Stored dataset items

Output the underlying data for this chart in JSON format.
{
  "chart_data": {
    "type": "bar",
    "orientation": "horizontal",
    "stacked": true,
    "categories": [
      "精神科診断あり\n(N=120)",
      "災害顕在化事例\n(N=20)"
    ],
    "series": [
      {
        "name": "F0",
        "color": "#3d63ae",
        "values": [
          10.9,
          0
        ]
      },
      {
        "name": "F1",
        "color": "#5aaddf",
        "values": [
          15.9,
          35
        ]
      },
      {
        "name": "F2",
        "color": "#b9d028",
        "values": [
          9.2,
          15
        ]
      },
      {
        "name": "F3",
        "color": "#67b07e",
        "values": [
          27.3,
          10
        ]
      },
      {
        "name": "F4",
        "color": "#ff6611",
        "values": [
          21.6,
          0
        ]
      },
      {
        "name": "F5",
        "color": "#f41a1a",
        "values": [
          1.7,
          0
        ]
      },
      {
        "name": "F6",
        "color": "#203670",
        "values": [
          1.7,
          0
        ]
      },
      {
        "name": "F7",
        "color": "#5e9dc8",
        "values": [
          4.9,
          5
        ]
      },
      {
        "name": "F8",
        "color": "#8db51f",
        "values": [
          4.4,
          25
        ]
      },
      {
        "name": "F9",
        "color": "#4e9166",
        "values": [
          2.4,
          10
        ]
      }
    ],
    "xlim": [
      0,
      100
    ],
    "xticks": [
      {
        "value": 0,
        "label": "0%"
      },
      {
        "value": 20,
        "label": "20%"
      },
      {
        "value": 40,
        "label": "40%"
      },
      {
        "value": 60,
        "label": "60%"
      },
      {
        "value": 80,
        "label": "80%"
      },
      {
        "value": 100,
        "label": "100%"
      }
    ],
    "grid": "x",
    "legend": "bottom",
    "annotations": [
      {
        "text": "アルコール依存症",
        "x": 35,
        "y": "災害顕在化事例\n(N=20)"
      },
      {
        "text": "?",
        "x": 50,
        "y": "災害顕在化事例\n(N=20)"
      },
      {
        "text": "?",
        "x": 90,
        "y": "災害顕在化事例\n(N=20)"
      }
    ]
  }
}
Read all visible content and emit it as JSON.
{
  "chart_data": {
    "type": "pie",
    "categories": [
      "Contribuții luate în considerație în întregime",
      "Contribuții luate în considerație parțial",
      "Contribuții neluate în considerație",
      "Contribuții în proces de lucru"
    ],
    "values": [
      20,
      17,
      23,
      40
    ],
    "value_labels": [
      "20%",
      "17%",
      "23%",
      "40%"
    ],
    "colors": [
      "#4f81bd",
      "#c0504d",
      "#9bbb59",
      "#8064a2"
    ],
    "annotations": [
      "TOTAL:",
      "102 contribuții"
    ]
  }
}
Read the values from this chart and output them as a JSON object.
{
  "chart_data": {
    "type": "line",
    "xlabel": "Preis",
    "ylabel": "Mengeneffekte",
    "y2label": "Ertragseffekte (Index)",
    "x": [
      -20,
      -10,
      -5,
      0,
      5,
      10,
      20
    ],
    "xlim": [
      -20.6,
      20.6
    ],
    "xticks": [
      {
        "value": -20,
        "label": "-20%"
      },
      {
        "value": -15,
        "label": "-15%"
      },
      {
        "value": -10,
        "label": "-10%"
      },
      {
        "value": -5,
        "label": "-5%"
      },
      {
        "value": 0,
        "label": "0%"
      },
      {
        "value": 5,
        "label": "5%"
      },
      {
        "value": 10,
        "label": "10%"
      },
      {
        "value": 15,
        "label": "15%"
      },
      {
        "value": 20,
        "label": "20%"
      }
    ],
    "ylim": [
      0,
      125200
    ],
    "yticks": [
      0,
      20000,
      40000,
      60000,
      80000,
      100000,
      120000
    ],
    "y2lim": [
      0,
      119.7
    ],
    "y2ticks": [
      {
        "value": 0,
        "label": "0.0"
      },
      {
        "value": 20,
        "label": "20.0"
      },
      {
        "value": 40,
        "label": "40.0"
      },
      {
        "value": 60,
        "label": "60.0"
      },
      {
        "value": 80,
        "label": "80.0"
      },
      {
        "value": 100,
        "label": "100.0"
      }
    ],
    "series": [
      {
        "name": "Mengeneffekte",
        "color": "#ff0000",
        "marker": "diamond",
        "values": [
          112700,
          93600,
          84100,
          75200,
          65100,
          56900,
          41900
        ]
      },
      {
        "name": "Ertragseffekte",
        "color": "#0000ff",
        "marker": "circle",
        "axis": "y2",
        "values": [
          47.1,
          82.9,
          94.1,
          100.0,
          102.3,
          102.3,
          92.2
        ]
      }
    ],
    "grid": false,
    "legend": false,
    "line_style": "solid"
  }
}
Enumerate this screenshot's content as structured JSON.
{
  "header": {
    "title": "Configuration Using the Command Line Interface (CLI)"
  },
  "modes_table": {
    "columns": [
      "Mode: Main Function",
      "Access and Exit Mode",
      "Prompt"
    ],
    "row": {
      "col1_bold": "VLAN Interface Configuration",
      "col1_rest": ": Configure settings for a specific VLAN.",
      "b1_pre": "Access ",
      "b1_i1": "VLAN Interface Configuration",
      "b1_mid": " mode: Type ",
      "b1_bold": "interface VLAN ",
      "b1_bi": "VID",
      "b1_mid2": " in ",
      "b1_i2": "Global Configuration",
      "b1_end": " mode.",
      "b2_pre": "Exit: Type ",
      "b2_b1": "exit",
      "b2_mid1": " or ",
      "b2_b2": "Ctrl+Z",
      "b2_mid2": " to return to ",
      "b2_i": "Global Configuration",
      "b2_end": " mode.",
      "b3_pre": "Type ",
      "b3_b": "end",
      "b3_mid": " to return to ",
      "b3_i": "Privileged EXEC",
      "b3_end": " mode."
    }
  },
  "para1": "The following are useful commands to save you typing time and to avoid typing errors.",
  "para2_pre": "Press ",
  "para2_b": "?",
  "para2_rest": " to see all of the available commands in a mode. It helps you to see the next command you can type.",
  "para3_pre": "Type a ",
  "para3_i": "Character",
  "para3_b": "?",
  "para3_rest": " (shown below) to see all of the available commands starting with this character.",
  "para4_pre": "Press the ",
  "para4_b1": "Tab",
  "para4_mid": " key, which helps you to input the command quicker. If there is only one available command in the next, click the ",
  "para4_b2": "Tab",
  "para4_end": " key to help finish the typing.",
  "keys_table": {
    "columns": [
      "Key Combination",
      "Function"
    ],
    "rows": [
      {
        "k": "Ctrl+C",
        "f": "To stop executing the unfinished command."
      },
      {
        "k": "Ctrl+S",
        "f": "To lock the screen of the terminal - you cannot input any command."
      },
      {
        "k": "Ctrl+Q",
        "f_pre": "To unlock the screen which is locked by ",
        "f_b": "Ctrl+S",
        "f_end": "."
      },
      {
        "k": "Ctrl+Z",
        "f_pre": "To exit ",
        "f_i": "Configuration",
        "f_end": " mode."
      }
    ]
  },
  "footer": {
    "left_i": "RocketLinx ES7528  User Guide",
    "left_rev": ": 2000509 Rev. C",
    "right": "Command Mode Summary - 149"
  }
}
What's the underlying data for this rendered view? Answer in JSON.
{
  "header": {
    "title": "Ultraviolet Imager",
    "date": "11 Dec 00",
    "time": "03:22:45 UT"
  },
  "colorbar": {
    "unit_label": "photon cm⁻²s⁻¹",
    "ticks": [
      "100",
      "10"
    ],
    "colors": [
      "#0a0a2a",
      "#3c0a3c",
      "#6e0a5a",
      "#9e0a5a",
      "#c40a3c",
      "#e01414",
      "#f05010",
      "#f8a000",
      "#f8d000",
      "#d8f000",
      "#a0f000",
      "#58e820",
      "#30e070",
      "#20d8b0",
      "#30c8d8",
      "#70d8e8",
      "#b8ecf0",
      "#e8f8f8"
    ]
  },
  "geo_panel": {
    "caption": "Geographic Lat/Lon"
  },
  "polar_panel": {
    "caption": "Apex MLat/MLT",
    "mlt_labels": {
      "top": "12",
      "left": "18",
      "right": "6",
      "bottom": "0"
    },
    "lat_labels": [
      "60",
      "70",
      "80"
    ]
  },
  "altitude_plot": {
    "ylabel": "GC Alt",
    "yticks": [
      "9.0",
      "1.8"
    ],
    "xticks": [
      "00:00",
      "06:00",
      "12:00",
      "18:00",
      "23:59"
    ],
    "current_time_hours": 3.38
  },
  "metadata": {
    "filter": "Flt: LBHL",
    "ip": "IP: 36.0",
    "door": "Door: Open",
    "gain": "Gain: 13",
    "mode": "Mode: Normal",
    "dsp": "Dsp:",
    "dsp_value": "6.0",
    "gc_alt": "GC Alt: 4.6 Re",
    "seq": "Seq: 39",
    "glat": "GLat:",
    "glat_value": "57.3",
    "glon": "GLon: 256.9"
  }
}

▶ [Task] From the material above, gather all lines that include the string "VLAN" and copy them.

▶ [Full response]
      "col1_bold": "VLAN Interface Configuration",
      "col1_rest": ": Configure settings for a specific VLAN.",
      "b1_i1": "VLAN Interface Configuration",
      "b1_bold": "interface VLAN ",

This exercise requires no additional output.